DO THIS: Give back the entire listing verbatim.

(Entries taken from a collection)

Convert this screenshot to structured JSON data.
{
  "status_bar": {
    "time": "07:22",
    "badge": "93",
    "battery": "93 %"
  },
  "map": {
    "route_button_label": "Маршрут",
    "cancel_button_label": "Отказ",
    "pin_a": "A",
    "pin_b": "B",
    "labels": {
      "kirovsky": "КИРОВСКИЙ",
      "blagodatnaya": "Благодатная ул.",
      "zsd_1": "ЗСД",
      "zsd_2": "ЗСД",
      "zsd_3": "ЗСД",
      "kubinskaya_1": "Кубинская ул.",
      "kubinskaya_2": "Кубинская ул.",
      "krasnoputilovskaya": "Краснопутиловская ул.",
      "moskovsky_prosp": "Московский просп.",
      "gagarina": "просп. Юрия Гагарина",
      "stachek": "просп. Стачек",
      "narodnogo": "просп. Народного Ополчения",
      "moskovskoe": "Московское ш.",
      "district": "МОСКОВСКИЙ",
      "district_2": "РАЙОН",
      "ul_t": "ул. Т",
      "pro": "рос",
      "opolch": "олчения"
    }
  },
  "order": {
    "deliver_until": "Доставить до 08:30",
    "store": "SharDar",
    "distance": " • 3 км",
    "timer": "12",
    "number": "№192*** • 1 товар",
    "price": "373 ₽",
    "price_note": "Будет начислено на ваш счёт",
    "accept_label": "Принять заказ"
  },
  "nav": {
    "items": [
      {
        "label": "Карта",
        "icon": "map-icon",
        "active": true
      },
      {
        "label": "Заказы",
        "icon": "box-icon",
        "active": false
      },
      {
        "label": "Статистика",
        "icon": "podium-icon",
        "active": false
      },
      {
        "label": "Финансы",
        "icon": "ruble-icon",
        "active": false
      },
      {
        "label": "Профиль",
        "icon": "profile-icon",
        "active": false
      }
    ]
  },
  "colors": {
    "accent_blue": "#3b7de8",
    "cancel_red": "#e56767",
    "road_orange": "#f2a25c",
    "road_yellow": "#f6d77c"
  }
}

EXERCISE RESPONSE:
Convert this screenshot to structured JSON data.
{
  "status_bar": {
    "time": "07:22",
    "badge": "93",
    "battery": "93 %"
  },
  "map": {
    "route_button_label": "Маршрут",
    "cancel_button_label": "Отказ",
    "pin_a": "A",
    "pin_b": "B",
    "labels": {
      "kirovsky": "КИРОВСКИЙ",
      "blagodatnaya": "Благодатная ул.",
      "zsd_1": "ЗСД",
      "zsd_2": "ЗСД",
      "zsd_3": "ЗСД",
      "kubinskaya_1": "Кубинская ул.",
      "kubinskaya_2": "Кубинская ул.",
      "krasnoputilovskaya": "Краснопутиловская ул.",
      "moskovsky_prosp": "Московский просп.",
      "gagarina": "просп. Юрия Гагарина",
      "stachek": "просп. Стачек",
      "narodnogo": "просп. Народного Ополчения",
      "moskovskoe": "Московское ш.",
      "district": "МОСКОВСКИЙ",
      "district_2": "РАЙОН",
      "ul_t": "ул. Т",
      "pro": "рос",
      "opolch": "олчения"
    }
  },
  "order": {
    "deliver_until": "Доставить до 08:30",
    "store": "SharDar",
    "distance": " • 3 км",
    "timer": "12",
    "number": "№192*** • 1 товар",
    "price": "373 ₽",
    "price_note": "Будет начислено на ваш счёт",
    "accept_label": "Принять заказ"
  },
  "nav": {
    "items": [
      {
        "label": "Карта",
        "icon": "map-icon",
        "active": true
      },
      {
        "label": "Заказы",
        "icon": "box-icon",
        "active": false
      },
      {
        "label": "Статистика",
        "icon": "podium-icon",
        "active": false
      },
      {
        "label": "Финансы",
        "icon": "ruble-icon",
        "active": false
      },
      {
        "label": "Профиль",
        "icon": "profile-icon",
        "active": false
      }
    ]
  },
  "colors": {
    "accent_blue": "#3b7de8",
    "cancel_red": "#e56767",
    "road_orange": "#f2a25c",
    "road_yellow": "#f6d77c"
  }
}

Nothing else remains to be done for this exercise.